> _Exercise requirements_
Reproduce all the lines exactly as they stand, apart from the pictures.

Figure contents as structured data:
------
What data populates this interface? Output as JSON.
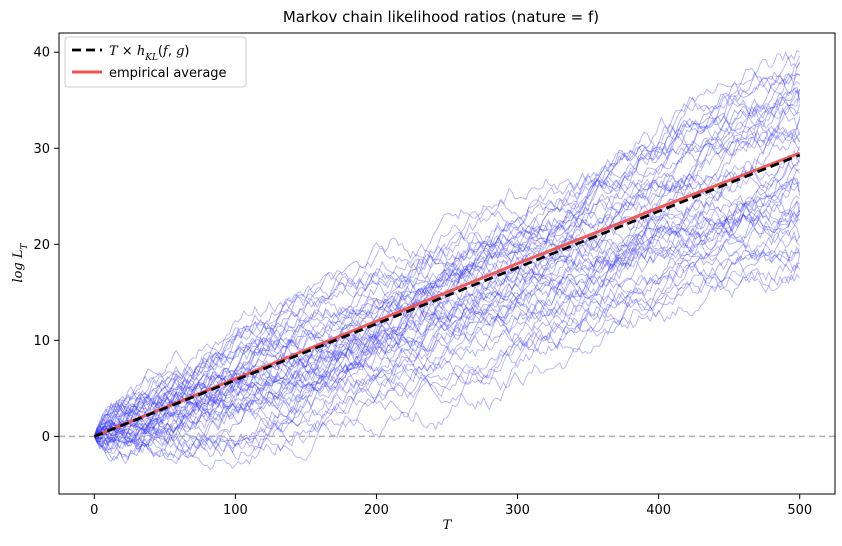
{
  "chart_data": {
    "type": "line",
    "title": "Markov chain likelihood ratios (nature = f)",
    "xlabel": "T",
    "ylabel": "log L_T",
    "xlim": [
      -25,
      525
    ],
    "ylim": [
      -6,
      42
    ],
    "xticks": [
      0,
      100,
      200,
      300,
      400,
      500
    ],
    "yticks": [
      0,
      10,
      20,
      30,
      40
    ],
    "grid": false,
    "legend": {
      "placement": "top-left",
      "entries": [
        {
          "label": "T × h_KL(f, g)",
          "style": "dashed",
          "color": "#000000"
        },
        {
          "label": "empirical average",
          "style": "solid",
          "color": "#ef5350"
        }
      ]
    },
    "reference_line": {
      "y": 0,
      "style": "dashed",
      "color": "#b0b0b0"
    },
    "series": [
      {
        "kind": "theoretical",
        "x": [
          0,
          500
        ],
        "y": [
          0,
          29.3
        ],
        "color": "#000000"
      },
      {
        "kind": "empirical_average",
        "x": [
          0,
          100,
          200,
          300,
          400,
          500
        ],
        "y": [
          0,
          6,
          12,
          18,
          23.8,
          29.5
        ],
        "color": "#ef5350"
      },
      {
        "kind": "sample_paths",
        "count": 50,
        "x_max": 500,
        "end_range": [
          17,
          40
        ],
        "min_value": -3.5,
        "color": "#3333ff"
      }
    ]
  }
}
------
> _Response for this exercise_
What data populates this interface? Output as JSON.
{
  "chart_data": {
    "type": "line",
    "title": "Markov chain likelihood ratios (nature = f)",
    "xlabel": "T",
    "ylabel": "log L_T",
    "xlim": [
      -25,
      525
    ],
    "ylim": [
      -6,
      42
    ],
    "xticks": [
      0,
      100,
      200,
      300,
      400,
      500
    ],
    "yticks": [
      0,
      10,
      20,
      30,
      40
    ],
    "grid": false,
    "legend": {
      "placement": "top-left",
      "entries": [
        {
          "label": "T × h_KL(f, g)",
          "style": "dashed",
          "color": "#000000"
        },
        {
          "label": "empirical average",
          "style": "solid",
          "color": "#ef5350"
        }
      ]
    },
    "reference_line": {
      "y": 0,
      "style": "dashed",
      "color": "#b0b0b0"
    },
    "series": [
      {
        "kind": "theoretical",
        "x": [
          0,
          500
        ],
        "y": [
          0,
          29.3
        ],
        "color": "#000000"
      },
      {
        "kind": "empirical_average",
        "x": [
          0,
          100,
          200,
          300,
          400,
          500
        ],
        "y": [
          0,
          6,
          12,
          18,
          23.8,
          29.5
        ],
        "color": "#ef5350"
      },
      {
        "kind": "sample_paths",
        "count": 50,
        "x_max": 500,
        "end_range": [
          17,
          40
        ],
        "min_value": -3.5,
        "color": "#3333ff"
      }
    ]
  }
}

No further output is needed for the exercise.